— BEGIN SUPPLIED DATA —

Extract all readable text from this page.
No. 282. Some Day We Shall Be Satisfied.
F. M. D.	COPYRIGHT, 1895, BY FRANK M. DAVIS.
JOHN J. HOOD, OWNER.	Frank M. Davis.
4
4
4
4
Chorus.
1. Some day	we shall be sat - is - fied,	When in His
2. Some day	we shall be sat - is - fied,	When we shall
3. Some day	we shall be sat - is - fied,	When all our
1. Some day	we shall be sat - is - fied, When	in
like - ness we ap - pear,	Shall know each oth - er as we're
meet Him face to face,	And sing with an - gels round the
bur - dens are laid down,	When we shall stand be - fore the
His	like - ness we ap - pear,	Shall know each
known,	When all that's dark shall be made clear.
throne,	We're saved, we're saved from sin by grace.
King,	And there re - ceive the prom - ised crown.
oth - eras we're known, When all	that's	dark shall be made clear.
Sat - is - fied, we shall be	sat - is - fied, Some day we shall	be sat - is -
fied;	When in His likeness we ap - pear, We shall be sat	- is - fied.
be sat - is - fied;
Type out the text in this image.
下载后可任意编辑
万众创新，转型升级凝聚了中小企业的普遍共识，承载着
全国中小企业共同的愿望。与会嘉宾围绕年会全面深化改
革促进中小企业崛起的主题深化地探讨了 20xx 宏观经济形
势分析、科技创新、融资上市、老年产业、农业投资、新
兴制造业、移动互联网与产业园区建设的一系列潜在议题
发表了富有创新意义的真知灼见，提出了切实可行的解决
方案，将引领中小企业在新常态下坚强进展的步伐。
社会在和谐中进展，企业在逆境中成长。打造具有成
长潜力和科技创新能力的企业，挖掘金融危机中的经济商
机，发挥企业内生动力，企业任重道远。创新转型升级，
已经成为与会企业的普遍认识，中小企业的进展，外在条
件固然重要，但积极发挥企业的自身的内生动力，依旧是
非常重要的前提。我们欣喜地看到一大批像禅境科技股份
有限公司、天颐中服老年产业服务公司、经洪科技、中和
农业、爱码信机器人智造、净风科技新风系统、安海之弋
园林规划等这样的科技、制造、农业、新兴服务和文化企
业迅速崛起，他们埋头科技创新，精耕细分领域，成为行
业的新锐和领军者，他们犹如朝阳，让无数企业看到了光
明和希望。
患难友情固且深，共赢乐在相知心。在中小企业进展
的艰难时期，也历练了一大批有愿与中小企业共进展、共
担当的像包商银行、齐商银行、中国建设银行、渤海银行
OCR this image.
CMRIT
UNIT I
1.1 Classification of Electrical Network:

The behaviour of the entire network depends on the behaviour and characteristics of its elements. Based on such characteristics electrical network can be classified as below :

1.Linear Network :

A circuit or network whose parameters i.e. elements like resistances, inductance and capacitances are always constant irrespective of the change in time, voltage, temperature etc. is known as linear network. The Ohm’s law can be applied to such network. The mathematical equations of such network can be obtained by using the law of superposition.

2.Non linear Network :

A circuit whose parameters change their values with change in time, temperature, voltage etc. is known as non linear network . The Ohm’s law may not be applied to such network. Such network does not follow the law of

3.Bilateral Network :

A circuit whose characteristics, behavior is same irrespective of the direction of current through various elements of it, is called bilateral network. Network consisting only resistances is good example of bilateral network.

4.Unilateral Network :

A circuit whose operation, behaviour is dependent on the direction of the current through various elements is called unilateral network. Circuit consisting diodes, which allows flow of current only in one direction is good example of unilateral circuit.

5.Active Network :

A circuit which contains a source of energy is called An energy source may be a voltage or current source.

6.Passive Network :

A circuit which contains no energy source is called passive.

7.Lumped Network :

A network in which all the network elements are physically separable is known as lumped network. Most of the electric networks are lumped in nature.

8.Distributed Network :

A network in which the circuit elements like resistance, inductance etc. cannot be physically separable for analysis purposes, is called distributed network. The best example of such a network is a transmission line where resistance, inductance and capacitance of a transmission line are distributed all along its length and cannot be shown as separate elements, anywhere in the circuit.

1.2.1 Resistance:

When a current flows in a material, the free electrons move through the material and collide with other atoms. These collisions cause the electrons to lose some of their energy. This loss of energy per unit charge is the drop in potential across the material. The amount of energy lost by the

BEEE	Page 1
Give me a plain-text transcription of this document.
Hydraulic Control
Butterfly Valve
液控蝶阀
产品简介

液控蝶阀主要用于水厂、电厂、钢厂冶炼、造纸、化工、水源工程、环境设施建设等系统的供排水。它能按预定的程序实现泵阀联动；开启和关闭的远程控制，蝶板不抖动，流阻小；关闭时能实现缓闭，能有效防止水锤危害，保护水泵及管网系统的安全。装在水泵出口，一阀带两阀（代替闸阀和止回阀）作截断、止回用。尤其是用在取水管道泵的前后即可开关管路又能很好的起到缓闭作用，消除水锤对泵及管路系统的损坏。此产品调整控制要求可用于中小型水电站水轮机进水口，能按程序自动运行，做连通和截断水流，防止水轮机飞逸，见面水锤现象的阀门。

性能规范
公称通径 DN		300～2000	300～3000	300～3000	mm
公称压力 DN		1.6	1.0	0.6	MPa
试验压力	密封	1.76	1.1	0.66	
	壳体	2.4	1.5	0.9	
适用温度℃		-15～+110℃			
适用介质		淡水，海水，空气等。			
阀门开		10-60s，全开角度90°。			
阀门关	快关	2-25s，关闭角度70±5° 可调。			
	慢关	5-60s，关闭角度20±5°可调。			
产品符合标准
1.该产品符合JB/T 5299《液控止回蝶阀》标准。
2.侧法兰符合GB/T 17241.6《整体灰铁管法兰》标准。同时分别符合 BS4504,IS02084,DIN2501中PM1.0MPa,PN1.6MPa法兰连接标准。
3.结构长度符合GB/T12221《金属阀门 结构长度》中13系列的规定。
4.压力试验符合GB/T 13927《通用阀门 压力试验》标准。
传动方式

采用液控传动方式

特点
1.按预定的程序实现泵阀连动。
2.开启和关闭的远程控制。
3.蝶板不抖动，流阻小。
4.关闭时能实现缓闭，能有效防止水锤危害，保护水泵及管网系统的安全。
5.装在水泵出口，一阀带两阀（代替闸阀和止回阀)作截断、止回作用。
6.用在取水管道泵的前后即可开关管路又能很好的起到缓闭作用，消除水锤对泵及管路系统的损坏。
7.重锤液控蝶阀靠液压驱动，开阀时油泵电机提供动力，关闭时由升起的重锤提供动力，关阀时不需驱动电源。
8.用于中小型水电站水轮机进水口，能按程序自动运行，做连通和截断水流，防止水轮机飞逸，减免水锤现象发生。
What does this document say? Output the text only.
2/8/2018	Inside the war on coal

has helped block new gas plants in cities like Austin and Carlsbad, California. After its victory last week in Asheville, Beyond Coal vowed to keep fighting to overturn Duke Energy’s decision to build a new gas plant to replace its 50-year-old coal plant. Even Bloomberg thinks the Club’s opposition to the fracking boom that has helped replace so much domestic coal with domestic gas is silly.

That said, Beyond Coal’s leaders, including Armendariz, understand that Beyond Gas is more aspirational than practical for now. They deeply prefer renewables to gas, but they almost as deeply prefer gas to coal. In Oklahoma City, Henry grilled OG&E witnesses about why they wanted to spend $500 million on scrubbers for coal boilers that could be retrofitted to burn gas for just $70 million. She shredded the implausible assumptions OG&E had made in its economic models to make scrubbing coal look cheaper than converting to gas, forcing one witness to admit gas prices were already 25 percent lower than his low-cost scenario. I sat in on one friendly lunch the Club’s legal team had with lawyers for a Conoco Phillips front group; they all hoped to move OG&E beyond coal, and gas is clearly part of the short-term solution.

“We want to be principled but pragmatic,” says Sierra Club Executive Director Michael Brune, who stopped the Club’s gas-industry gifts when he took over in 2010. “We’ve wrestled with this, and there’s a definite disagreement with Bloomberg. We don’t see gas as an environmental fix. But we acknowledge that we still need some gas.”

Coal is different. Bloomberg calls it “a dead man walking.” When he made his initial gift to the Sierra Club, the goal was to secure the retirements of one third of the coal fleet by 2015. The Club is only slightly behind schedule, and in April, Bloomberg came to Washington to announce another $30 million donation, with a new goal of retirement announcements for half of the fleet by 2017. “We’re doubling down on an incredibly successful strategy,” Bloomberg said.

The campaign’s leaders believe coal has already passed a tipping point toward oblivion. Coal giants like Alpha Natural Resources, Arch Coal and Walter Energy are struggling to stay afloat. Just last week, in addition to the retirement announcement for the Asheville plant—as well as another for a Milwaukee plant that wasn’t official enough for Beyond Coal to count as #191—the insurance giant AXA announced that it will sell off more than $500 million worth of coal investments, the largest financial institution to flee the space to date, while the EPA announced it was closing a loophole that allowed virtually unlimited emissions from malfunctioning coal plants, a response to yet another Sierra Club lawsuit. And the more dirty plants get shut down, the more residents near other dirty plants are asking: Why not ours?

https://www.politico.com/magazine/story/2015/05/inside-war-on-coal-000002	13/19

— END SUPPLIED DATA —

__DIRECTIONS__
Above are records; say how many of their lines contain the word "蝶板不抖动", giving only the number.

__OUTPUT FOR THIS EXERCISE__
2